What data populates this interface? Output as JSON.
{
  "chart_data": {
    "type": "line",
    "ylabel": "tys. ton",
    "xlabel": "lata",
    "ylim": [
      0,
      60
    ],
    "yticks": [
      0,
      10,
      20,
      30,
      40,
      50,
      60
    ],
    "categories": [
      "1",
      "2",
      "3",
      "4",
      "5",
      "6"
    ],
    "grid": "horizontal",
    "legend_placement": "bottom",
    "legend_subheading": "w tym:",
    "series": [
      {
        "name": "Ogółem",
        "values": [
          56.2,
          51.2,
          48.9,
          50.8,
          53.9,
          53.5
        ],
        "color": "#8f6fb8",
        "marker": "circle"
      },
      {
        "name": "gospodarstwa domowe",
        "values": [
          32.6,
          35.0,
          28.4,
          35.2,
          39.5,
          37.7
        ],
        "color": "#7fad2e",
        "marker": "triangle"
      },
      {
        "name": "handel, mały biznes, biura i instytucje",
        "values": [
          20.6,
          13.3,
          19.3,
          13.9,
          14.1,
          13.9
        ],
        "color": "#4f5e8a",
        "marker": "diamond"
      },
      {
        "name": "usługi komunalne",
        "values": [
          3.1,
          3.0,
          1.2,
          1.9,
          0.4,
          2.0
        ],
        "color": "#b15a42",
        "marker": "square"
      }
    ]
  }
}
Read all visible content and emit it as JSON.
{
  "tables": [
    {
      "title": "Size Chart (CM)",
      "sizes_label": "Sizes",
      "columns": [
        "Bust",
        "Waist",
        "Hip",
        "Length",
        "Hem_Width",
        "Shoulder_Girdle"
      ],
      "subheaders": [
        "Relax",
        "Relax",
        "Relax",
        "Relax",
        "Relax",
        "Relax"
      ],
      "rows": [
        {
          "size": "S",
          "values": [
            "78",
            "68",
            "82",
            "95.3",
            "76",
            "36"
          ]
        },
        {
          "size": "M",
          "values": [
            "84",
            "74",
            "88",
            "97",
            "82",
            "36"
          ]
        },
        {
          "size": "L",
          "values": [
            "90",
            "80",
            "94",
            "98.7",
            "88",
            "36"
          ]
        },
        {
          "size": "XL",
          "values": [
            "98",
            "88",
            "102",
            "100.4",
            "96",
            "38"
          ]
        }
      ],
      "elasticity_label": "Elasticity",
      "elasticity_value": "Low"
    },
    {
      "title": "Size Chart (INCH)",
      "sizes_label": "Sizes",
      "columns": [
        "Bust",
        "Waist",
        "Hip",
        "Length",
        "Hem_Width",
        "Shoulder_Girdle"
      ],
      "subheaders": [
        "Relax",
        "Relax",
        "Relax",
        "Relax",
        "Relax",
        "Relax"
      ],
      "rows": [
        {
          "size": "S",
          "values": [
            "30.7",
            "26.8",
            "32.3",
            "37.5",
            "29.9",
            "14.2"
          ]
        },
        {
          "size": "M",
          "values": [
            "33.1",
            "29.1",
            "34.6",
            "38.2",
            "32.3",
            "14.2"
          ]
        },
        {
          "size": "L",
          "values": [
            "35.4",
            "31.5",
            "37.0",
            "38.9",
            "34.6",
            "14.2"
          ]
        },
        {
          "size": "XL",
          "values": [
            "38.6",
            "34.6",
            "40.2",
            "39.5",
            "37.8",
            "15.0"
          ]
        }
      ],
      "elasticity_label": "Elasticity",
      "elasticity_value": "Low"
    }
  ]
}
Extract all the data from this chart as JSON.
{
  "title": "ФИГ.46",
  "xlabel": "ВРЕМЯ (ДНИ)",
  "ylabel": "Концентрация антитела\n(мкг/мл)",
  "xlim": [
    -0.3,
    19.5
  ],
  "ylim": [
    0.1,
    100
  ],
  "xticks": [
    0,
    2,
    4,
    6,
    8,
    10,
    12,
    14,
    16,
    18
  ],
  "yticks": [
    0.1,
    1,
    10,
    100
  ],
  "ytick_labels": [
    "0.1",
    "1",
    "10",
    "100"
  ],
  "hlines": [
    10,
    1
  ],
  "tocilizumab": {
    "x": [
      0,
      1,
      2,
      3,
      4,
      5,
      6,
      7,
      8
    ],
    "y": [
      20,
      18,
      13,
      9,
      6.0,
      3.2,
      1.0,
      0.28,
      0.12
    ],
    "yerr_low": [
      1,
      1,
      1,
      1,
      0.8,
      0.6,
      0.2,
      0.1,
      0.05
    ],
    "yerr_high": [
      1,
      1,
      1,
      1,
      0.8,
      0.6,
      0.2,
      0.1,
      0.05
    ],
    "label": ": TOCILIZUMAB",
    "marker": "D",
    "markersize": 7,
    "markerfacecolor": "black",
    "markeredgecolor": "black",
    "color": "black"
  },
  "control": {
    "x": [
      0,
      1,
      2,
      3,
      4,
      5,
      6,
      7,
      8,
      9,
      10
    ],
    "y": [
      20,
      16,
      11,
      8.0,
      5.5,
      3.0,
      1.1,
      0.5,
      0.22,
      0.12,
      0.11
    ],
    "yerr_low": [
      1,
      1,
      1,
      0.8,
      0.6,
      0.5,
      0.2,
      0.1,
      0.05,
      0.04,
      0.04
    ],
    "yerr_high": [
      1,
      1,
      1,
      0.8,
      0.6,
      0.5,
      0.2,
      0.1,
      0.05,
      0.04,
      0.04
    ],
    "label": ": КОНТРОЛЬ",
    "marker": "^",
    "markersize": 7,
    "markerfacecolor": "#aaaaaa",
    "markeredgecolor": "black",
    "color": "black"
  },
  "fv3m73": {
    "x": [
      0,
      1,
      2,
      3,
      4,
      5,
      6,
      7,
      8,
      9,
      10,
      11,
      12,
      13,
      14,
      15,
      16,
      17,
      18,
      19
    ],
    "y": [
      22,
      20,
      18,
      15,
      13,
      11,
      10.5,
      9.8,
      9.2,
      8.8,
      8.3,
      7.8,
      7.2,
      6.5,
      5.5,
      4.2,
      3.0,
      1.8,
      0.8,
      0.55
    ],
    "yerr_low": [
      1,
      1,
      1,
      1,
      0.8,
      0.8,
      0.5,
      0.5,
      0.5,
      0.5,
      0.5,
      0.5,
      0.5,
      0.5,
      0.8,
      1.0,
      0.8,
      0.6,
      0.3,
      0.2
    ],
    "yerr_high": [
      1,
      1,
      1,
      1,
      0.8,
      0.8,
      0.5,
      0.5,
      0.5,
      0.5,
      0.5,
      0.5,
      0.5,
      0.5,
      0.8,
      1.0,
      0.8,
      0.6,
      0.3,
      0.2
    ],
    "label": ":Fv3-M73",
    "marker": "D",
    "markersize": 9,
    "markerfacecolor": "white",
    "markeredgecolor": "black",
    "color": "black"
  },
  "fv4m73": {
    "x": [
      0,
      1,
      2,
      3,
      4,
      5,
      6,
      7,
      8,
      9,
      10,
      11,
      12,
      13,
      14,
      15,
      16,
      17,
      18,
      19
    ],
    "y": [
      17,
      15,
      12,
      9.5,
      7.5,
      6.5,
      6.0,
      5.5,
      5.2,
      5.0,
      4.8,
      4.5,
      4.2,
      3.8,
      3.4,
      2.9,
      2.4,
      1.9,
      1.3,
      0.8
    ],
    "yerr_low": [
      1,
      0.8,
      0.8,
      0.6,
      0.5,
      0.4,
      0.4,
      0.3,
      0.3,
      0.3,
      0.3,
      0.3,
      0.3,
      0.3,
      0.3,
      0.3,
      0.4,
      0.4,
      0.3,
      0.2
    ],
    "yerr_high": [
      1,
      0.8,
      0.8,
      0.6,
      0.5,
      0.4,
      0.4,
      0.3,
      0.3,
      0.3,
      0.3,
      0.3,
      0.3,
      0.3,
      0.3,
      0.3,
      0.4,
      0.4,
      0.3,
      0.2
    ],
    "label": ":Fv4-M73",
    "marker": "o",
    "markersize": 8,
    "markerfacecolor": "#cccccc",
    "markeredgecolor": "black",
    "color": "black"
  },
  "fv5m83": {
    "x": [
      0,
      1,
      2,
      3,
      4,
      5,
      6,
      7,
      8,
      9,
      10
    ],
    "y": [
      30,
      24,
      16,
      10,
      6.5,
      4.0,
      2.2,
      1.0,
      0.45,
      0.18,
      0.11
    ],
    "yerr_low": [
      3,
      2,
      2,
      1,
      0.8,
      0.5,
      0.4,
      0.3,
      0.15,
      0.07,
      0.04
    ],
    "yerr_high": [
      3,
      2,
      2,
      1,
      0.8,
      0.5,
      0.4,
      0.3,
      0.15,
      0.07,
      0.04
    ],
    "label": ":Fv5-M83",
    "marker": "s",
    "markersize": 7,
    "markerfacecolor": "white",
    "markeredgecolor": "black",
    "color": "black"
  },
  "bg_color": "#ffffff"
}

Required work
Above are some records. Count the lines among them with the word "markerfacecolor", and answer with the number only.

Exercise result
5